Problem details: Print the listing as it stands, omitting all images.

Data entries

┄┄┄┄┄┄┄┄┄┄┄┄┄┄┄┄┄┄┄┄

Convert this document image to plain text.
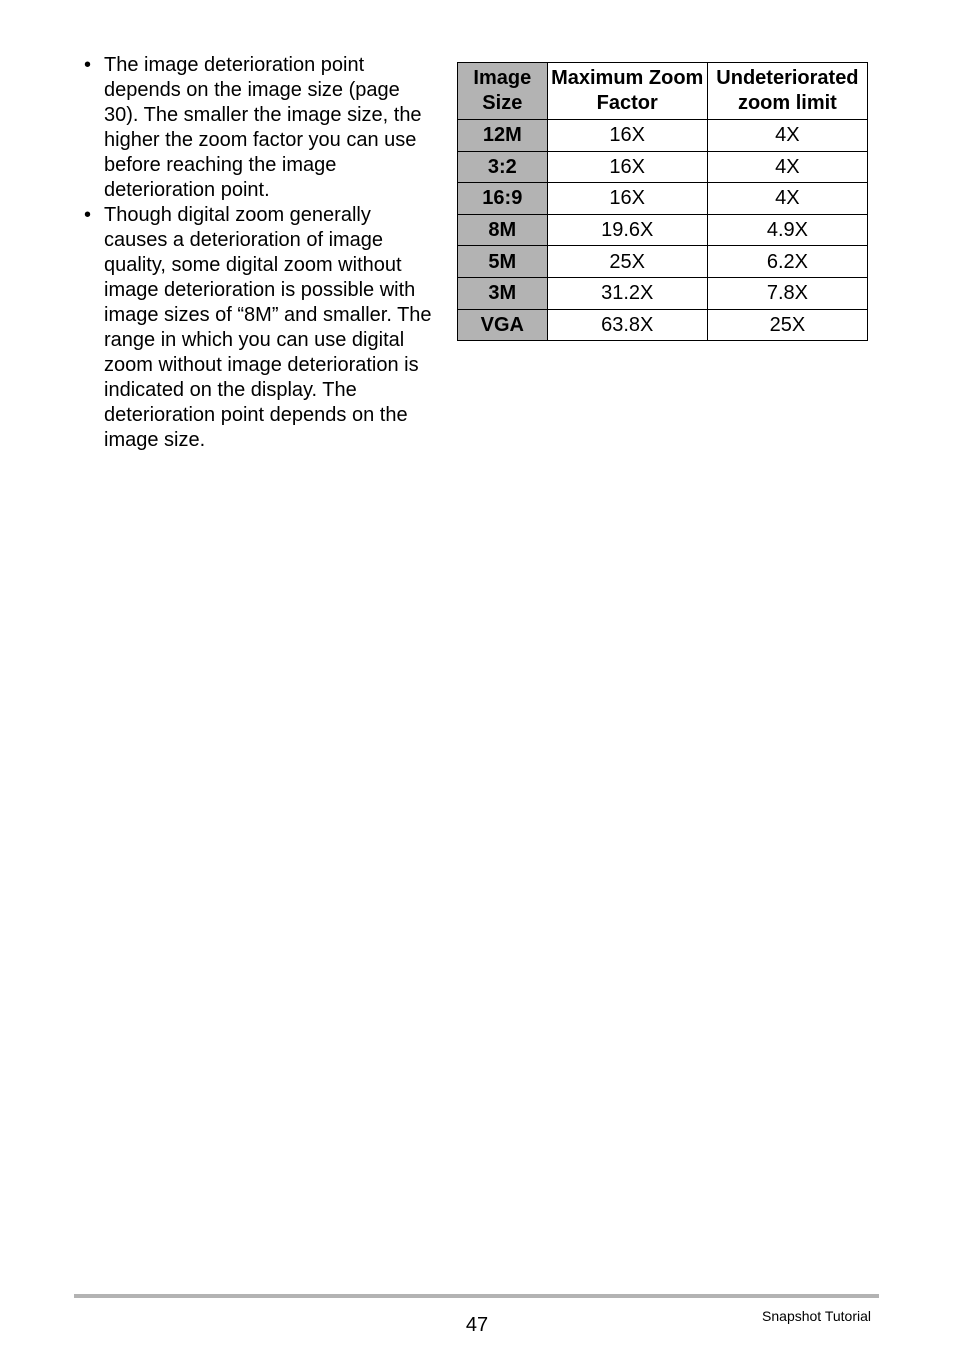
• The image deterioration point depends on the image size (page 30). The smaller the image size, the higher the zoom factor you can use before reaching the image deterioration point.
• Though digital zoom generally causes a deterioration of image quality, some digital zoom without image deterioration is possible with image sizes of “8M” and smaller. The range in which you can use digital zoom without image deterioration is indicated on the display. The deterioration point depends on the image size.
Image Size	Maximum Zoom Factor	Undeteriorated zoom limit
12M	16X	4X
3:2	16X	4X
16:9	16X	4X
8M	19.6X	4.9X
5M	25X	6.2X
3M	31.2X	7.8X
VGA	63.8X	25X
47	Snapshot Tutorial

┄┄┄┄┄┄┄┄┄┄┄┄┄┄┄┄┄┄┄┄

Worked solution:
Convert this document image to plain text.
• The image deterioration point depends on the image size (page 30). The smaller the image size, the higher the zoom factor you can use before reaching the image deterioration point.
• Though digital zoom generally causes a deterioration of image quality, some digital zoom without image deterioration is possible with image sizes of “8M” and smaller. The range in which you can use digital zoom without image deterioration is indicated on the display. The deterioration point depends on the image size.
Image Size	Maximum Zoom Factor	Undeteriorated zoom limit
12M	16X	4X
3:2	16X	4X
16:9	16X	4X
8M	19.6X	4.9X
5M	25X	6.2X
3M	31.2X	7.8X
VGA	63.8X	25X
47	Snapshot Tutorial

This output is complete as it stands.